• _OBJECTIVE_
Reproduce the listing below character for character; drop every image.

(Recorded data)
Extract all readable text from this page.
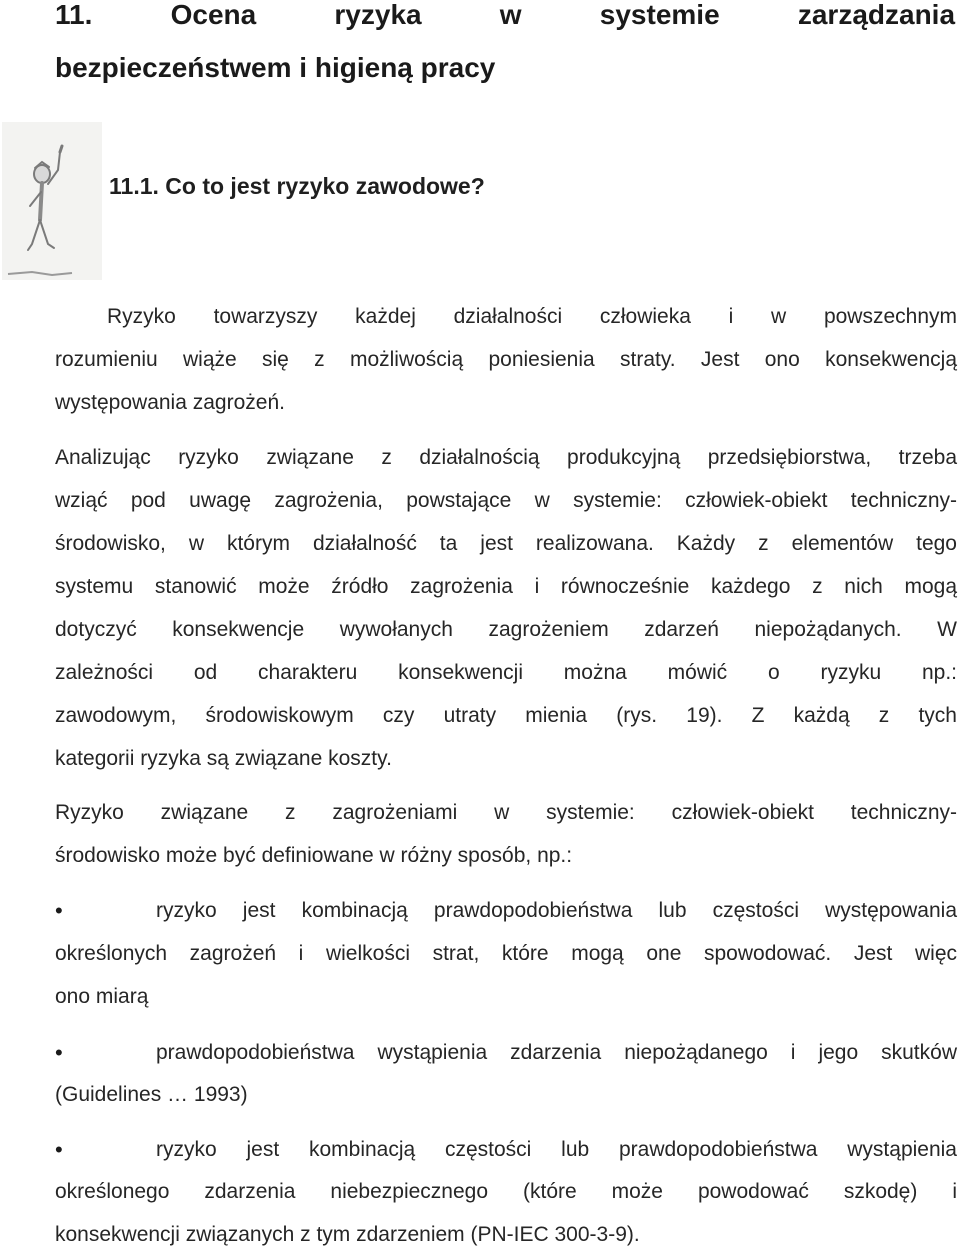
11.	Ocena	ryzyka	w	systemie	zarządzania
bezpieczeństwem i higieną pracy
11.1. Co to jest ryzyko zawodowe?
Ryzyko towarzyszy każdej działalności człowieka i w powszechnym
rozumieniu wiąże się z możliwością poniesienia straty. Jest ono konsekwencją
występowania zagrożeń.
Analizując ryzyko związane z działalnością produkcyjną przedsiębiorstwa, trzeba
wziąć pod uwagę zagrożenia, powstające w systemie: człowiek-obiekt techniczny-
środowisko, w którym działalność ta jest realizowana. Każdy z elementów tego
systemu stanowić może źródło zagrożenia i równocześnie każdego z nich mogą
dotyczyć konsekwencje wywołanych zagrożeniem zdarzeń niepożądanych. W
zależności od charakteru konsekwencji można mówić o ryzyku np.:
zawodowym, środowiskowym czy utraty mienia (rys. 19). Z każdą z tych
kategorii ryzyka są związane koszty.
Ryzyko związane z zagrożeniami w systemie: człowiek-obiekt techniczny-
środowisko może być definiowane w różny sposób, np.:
•	ryzyko jest kombinacją prawdopodobieństwa lub częstości występowania
określonych zagrożeń i wielkości strat, które mogą one spowodować. Jest więc
ono miarą
•	prawdopodobieństwa wystąpienia zdarzenia niepożądanego i jego skutków
(Guidelines … 1993)
•	ryzyko jest kombinacją częstości lub prawdopodobieństwa wystąpienia
określonego zdarzenia niebezpiecznego (które może powodować szkodę) i
konsekwencji związanych z tym zdarzeniem (PN-IEC 300-3-9).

• _SOLUTION TO THE EXERCISE_
Extract all readable text from this page.
11.	Ocena	ryzyka	w	systemie	zarządzania
bezpieczeństwem i higieną pracy
11.1. Co to jest ryzyko zawodowe?
Ryzyko towarzyszy każdej działalności człowieka i w powszechnym
rozumieniu wiąże się z możliwością poniesienia straty. Jest ono konsekwencją
występowania zagrożeń.
Analizując ryzyko związane z działalnością produkcyjną przedsiębiorstwa, trzeba
wziąć pod uwagę zagrożenia, powstające w systemie: człowiek-obiekt techniczny-
środowisko, w którym działalność ta jest realizowana. Każdy z elementów tego
systemu stanowić może źródło zagrożenia i równocześnie każdego z nich mogą
dotyczyć konsekwencje wywołanych zagrożeniem zdarzeń niepożądanych. W
zależności od charakteru konsekwencji można mówić o ryzyku np.:
zawodowym, środowiskowym czy utraty mienia (rys. 19). Z każdą z tych
kategorii ryzyka są związane koszty.
Ryzyko związane z zagrożeniami w systemie: człowiek-obiekt techniczny-
środowisko może być definiowane w różny sposób, np.:
•	ryzyko jest kombinacją prawdopodobieństwa lub częstości występowania
określonych zagrożeń i wielkości strat, które mogą one spowodować. Jest więc
ono miarą
•	prawdopodobieństwa wystąpienia zdarzenia niepożądanego i jego skutków
(Guidelines … 1993)
•	ryzyko jest kombinacją częstości lub prawdopodobieństwa wystąpienia
określonego zdarzenia niebezpiecznego (które może powodować szkodę) i
konsekwencji związanych z tym zdarzeniem (PN-IEC 300-3-9).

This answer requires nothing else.